++++ Recorded information

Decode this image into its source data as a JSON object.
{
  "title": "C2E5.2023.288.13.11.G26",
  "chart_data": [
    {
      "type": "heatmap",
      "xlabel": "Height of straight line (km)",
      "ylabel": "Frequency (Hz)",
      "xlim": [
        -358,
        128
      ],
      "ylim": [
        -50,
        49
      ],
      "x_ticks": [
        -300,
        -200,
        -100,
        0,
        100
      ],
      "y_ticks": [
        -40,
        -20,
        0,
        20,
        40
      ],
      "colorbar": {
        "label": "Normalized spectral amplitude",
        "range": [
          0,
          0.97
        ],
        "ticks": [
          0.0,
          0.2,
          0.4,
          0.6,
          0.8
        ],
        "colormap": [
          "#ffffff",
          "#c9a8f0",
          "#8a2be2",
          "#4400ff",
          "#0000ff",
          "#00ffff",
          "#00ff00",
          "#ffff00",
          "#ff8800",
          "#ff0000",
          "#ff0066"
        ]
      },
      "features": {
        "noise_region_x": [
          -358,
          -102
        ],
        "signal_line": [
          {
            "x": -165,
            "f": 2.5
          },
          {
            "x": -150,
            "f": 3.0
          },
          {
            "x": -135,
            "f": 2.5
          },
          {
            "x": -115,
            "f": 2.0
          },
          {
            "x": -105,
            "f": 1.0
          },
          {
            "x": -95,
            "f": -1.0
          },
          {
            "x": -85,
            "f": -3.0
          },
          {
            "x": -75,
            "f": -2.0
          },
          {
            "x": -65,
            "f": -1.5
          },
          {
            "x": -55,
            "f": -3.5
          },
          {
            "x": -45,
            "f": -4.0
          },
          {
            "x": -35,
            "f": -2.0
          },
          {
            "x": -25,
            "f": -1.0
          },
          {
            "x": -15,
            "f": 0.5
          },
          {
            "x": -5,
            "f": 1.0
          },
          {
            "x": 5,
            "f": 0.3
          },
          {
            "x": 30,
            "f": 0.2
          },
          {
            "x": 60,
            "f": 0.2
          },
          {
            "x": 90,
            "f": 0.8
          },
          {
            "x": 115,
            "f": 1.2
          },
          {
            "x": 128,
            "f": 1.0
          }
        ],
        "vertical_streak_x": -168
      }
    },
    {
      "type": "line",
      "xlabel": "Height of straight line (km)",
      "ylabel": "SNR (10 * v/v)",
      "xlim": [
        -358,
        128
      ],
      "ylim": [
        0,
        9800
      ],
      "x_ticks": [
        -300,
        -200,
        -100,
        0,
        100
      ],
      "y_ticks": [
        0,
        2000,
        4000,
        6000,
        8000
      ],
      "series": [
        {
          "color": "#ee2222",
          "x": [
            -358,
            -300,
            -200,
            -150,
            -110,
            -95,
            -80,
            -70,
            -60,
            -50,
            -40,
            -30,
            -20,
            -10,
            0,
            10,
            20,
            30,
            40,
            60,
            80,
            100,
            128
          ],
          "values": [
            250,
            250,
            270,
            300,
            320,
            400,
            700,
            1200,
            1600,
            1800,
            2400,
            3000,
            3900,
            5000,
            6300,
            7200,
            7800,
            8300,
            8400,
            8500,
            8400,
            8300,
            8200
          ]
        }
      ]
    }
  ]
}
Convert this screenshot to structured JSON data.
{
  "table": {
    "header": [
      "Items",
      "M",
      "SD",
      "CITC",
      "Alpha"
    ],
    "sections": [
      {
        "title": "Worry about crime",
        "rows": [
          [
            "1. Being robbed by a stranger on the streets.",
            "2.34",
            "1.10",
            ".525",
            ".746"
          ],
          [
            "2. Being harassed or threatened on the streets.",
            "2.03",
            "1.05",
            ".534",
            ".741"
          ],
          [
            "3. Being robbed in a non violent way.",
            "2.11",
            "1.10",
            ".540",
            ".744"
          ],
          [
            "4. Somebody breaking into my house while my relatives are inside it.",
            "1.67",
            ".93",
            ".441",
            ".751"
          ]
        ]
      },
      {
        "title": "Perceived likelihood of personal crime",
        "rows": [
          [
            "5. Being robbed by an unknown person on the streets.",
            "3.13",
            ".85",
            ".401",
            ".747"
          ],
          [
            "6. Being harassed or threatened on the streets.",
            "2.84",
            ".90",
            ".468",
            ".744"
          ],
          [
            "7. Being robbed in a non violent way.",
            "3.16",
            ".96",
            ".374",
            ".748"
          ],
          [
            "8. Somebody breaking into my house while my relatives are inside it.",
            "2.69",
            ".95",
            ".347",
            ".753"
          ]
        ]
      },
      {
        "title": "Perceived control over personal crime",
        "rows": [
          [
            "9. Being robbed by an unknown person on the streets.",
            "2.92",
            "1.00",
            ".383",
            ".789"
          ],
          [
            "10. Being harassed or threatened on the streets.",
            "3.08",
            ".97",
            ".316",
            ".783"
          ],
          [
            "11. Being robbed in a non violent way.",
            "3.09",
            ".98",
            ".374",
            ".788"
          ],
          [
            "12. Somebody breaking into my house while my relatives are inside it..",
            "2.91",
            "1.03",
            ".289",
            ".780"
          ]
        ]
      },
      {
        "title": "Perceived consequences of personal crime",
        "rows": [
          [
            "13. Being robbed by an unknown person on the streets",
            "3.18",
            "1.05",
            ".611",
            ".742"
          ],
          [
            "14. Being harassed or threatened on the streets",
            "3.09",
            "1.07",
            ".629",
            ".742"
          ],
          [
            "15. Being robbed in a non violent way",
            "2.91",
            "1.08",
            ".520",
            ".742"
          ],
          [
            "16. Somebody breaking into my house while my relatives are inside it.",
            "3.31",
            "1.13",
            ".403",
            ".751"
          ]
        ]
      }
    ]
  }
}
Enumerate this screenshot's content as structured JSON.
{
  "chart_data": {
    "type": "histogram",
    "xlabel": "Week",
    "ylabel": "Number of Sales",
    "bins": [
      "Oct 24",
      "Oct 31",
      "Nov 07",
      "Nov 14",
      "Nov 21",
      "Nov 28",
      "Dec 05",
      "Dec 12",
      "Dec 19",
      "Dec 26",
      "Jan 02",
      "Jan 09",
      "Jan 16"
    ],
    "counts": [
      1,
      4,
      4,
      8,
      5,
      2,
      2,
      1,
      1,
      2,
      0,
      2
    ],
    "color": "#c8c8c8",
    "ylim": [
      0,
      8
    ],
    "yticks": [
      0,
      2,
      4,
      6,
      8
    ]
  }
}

++++++++

# Task requirements:
Each line that contains the string "ylabel" counts once; report how many such lines the entries have, giving only the number.

# Finished exercise:
3